## About this exercise
Please restate the entire listing verbatim.

## Records supplied
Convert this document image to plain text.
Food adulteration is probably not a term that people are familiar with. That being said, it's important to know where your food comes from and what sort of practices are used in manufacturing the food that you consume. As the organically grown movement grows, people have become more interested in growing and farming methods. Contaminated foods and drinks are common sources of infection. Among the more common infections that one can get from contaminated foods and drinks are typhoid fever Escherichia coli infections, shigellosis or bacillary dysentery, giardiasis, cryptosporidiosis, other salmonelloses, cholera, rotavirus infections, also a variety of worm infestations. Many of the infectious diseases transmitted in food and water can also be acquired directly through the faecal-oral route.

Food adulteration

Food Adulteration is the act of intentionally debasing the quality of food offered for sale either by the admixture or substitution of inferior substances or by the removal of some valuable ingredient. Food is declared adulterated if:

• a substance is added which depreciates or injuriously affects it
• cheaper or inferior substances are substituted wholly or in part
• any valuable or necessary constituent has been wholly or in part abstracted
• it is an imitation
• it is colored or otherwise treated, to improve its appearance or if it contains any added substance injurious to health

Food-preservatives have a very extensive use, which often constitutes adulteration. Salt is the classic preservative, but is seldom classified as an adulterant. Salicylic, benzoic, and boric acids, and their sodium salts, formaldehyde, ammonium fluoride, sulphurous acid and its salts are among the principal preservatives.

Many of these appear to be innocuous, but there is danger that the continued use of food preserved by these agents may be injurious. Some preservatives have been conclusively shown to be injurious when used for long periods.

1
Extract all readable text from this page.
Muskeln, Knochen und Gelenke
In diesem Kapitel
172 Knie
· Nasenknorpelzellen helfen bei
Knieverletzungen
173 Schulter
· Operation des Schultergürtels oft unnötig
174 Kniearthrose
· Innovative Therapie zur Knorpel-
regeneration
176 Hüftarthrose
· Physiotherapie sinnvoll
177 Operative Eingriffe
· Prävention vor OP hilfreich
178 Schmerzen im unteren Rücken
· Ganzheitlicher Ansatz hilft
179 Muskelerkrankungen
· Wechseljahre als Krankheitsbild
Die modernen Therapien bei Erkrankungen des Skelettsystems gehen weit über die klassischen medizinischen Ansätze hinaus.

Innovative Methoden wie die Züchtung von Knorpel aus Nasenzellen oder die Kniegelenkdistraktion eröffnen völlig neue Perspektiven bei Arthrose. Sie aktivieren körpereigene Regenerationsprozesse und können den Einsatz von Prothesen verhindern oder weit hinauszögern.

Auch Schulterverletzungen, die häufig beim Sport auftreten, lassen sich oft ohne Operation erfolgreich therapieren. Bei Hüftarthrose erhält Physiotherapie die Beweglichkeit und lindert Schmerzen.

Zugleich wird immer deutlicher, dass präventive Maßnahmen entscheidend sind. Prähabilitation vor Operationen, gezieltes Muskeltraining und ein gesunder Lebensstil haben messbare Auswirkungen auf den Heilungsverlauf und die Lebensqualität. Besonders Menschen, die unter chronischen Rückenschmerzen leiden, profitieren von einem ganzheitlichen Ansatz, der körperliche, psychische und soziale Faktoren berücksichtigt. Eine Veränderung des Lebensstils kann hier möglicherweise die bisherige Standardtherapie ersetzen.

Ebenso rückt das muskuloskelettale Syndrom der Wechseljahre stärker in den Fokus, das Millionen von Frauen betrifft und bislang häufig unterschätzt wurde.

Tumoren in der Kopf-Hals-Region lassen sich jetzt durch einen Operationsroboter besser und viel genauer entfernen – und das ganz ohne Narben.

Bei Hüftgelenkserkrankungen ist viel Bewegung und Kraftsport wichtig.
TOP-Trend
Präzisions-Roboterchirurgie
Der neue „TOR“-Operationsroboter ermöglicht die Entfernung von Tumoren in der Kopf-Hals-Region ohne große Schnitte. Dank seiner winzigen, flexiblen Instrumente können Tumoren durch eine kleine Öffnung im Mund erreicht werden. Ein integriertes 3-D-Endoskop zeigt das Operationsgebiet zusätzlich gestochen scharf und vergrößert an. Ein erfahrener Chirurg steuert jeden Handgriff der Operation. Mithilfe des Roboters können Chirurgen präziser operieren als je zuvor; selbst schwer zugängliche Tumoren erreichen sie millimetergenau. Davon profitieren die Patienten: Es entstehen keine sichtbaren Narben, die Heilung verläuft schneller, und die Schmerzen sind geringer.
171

## Exercise response
Convert this document image to plain text.
Food adulteration is probably not a term that people are familiar with. That being said, it's important to know where your food comes from and what sort of practices are used in manufacturing the food that you consume. As the organically grown movement grows, people have become more interested in growing and farming methods. Contaminated foods and drinks are common sources of infection. Among the more common infections that one can get from contaminated foods and drinks are typhoid fever Escherichia coli infections, shigellosis or bacillary dysentery, giardiasis, cryptosporidiosis, other salmonelloses, cholera, rotavirus infections, also a variety of worm infestations. Many of the infectious diseases transmitted in food and water can also be acquired directly through the faecal-oral route.

Food adulteration

Food Adulteration is the act of intentionally debasing the quality of food offered for sale either by the admixture or substitution of inferior substances or by the removal of some valuable ingredient. Food is declared adulterated if:

• a substance is added which depreciates or injuriously affects it
• cheaper or inferior substances are substituted wholly or in part
• any valuable or necessary constituent has been wholly or in part abstracted
• it is an imitation
• it is colored or otherwise treated, to improve its appearance or if it contains any added substance injurious to health

Food-preservatives have a very extensive use, which often constitutes adulteration. Salt is the classic preservative, but is seldom classified as an adulterant. Salicylic, benzoic, and boric acids, and their sodium salts, formaldehyde, ammonium fluoride, sulphurous acid and its salts are among the principal preservatives.

Many of these appear to be innocuous, but there is danger that the continued use of food preserved by these agents may be injurious. Some preservatives have been conclusively shown to be injurious when used for long periods.

1
Extract all readable text from this page.
Muskeln, Knochen und Gelenke
In diesem Kapitel
172 Knie
· Nasenknorpelzellen helfen bei
Knieverletzungen
173 Schulter
· Operation des Schultergürtels oft unnötig
174 Kniearthrose
· Innovative Therapie zur Knorpel-
regeneration
176 Hüftarthrose
· Physiotherapie sinnvoll
177 Operative Eingriffe
· Prävention vor OP hilfreich
178 Schmerzen im unteren Rücken
· Ganzheitlicher Ansatz hilft
179 Muskelerkrankungen
· Wechseljahre als Krankheitsbild
Die modernen Therapien bei Erkrankungen des Skelettsystems gehen weit über die klassischen medizinischen Ansätze hinaus.

Innovative Methoden wie die Züchtung von Knorpel aus Nasenzellen oder die Kniegelenkdistraktion eröffnen völlig neue Perspektiven bei Arthrose. Sie aktivieren körpereigene Regenerationsprozesse und können den Einsatz von Prothesen verhindern oder weit hinauszögern.

Auch Schulterverletzungen, die häufig beim Sport auftreten, lassen sich oft ohne Operation erfolgreich therapieren. Bei Hüftarthrose erhält Physiotherapie die Beweglichkeit und lindert Schmerzen.

Zugleich wird immer deutlicher, dass präventive Maßnahmen entscheidend sind. Prähabilitation vor Operationen, gezieltes Muskeltraining und ein gesunder Lebensstil haben messbare Auswirkungen auf den Heilungsverlauf und die Lebensqualität. Besonders Menschen, die unter chronischen Rückenschmerzen leiden, profitieren von einem ganzheitlichen Ansatz, der körperliche, psychische und soziale Faktoren berücksichtigt. Eine Veränderung des Lebensstils kann hier möglicherweise die bisherige Standardtherapie ersetzen.

Ebenso rückt das muskuloskelettale Syndrom der Wechseljahre stärker in den Fokus, das Millionen von Frauen betrifft und bislang häufig unterschätzt wurde.

Tumoren in der Kopf-Hals-Region lassen sich jetzt durch einen Operationsroboter besser und viel genauer entfernen – und das ganz ohne Narben.

Bei Hüftgelenkserkrankungen ist viel Bewegung und Kraftsport wichtig.
TOP-Trend
Präzisions-Roboterchirurgie
Der neue „TOR“-Operationsroboter ermöglicht die Entfernung von Tumoren in der Kopf-Hals-Region ohne große Schnitte. Dank seiner winzigen, flexiblen Instrumente können Tumoren durch eine kleine Öffnung im Mund erreicht werden. Ein integriertes 3-D-Endoskop zeigt das Operationsgebiet zusätzlich gestochen scharf und vergrößert an. Ein erfahrener Chirurg steuert jeden Handgriff der Operation. Mithilfe des Roboters können Chirurgen präziser operieren als je zuvor; selbst schwer zugängliche Tumoren erreichen sie millimetergenau. Davon profitieren die Patienten: Es entstehen keine sichtbaren Narben, die Heilung verläuft schneller, und die Schmerzen sind geringer.
171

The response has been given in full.